Aim:
Send each entry back exactly as given, pictures excluded.

↓

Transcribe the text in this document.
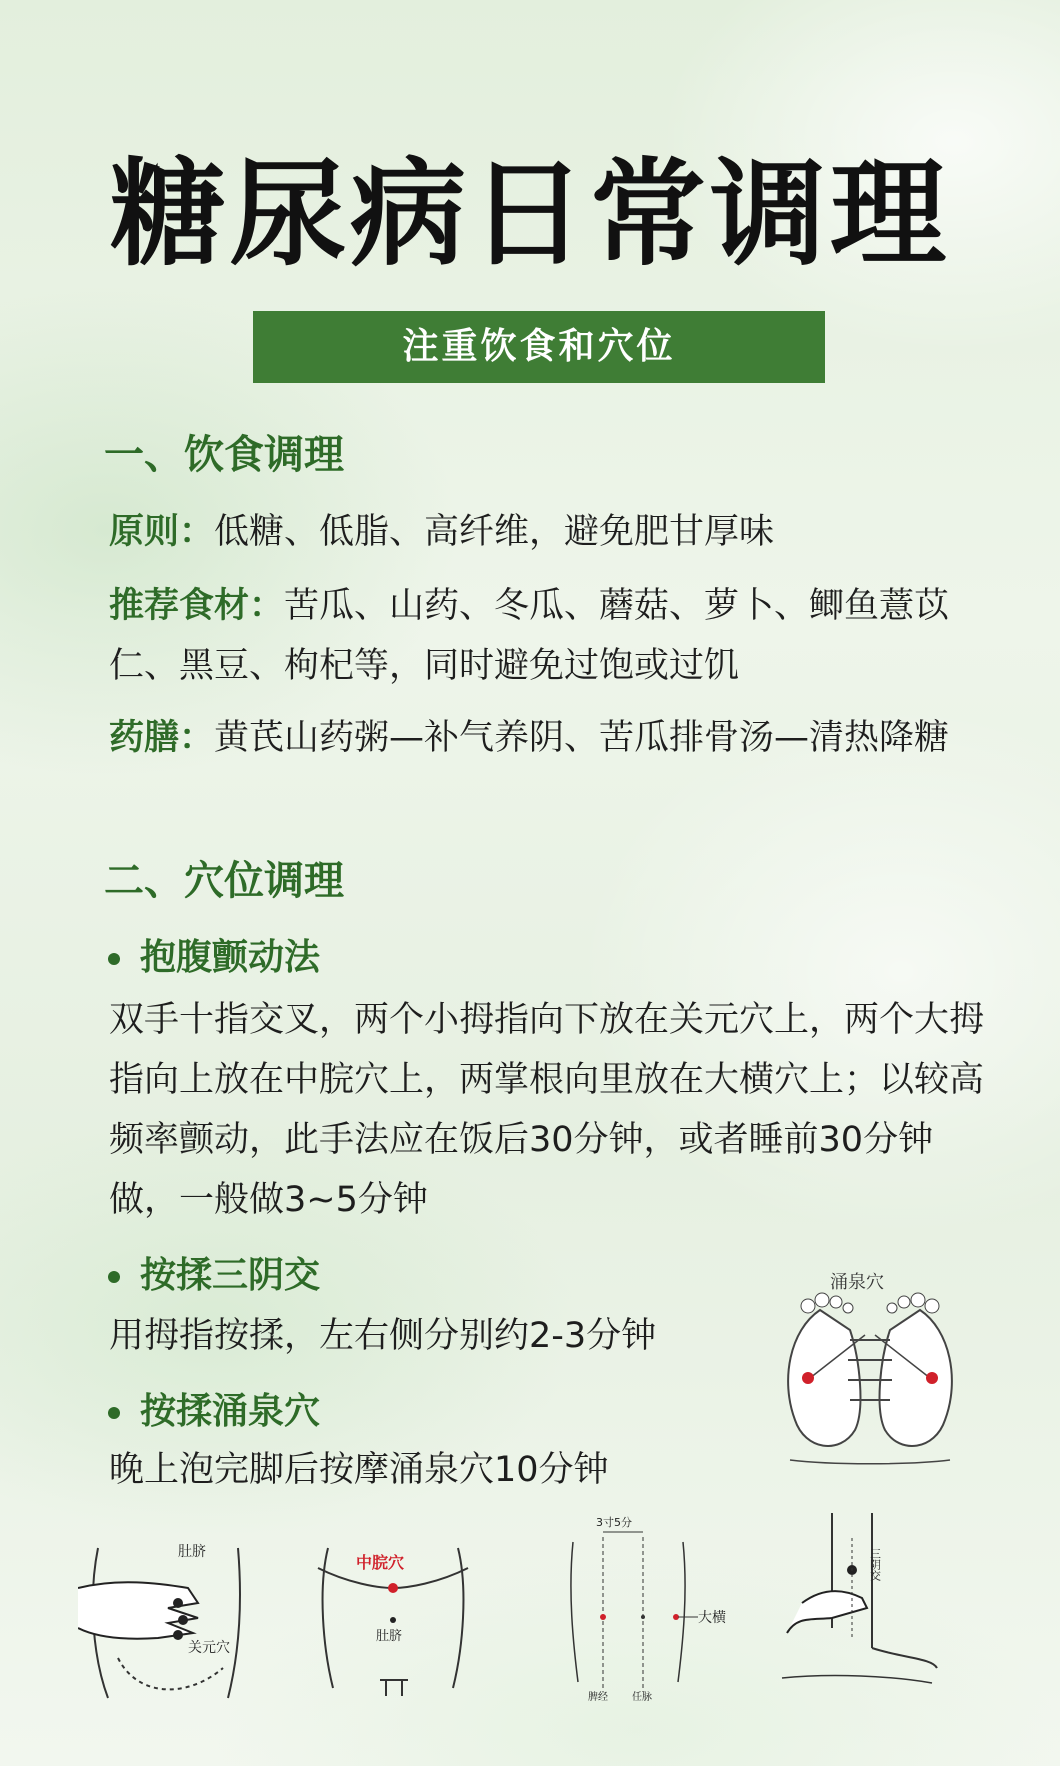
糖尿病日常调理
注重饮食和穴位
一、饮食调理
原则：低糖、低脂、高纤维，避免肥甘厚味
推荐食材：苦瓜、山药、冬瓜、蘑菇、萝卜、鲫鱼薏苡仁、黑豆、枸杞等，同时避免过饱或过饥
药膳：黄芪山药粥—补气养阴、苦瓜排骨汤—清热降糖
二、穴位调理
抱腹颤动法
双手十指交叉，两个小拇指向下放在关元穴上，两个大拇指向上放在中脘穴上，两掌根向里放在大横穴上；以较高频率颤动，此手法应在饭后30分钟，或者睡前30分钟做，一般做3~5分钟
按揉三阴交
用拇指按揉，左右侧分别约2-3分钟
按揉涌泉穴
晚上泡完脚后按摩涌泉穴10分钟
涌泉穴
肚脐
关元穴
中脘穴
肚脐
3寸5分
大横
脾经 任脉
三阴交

↑

Task output:
Transcribe the text in this document.
糖尿病日常调理
注重饮食和穴位
一、饮食调理
原则：低糖、低脂、高纤维，避免肥甘厚味
推荐食材：苦瓜、山药、冬瓜、蘑菇、萝卜、鲫鱼薏苡仁、黑豆、枸杞等，同时避免过饱或过饥
药膳：黄芪山药粥—补气养阴、苦瓜排骨汤—清热降糖
二、穴位调理
抱腹颤动法
双手十指交叉，两个小拇指向下放在关元穴上，两个大拇指向上放在中脘穴上，两掌根向里放在大横穴上；以较高频率颤动，此手法应在饭后30分钟，或者睡前30分钟做，一般做3~5分钟
按揉三阴交
用拇指按揉，左右侧分别约2-3分钟
按揉涌泉穴
晚上泡完脚后按摩涌泉穴10分钟
涌泉穴
肚脐
关元穴
中脘穴
肚脐
3寸5分
大横
脾经 任脉
三阴交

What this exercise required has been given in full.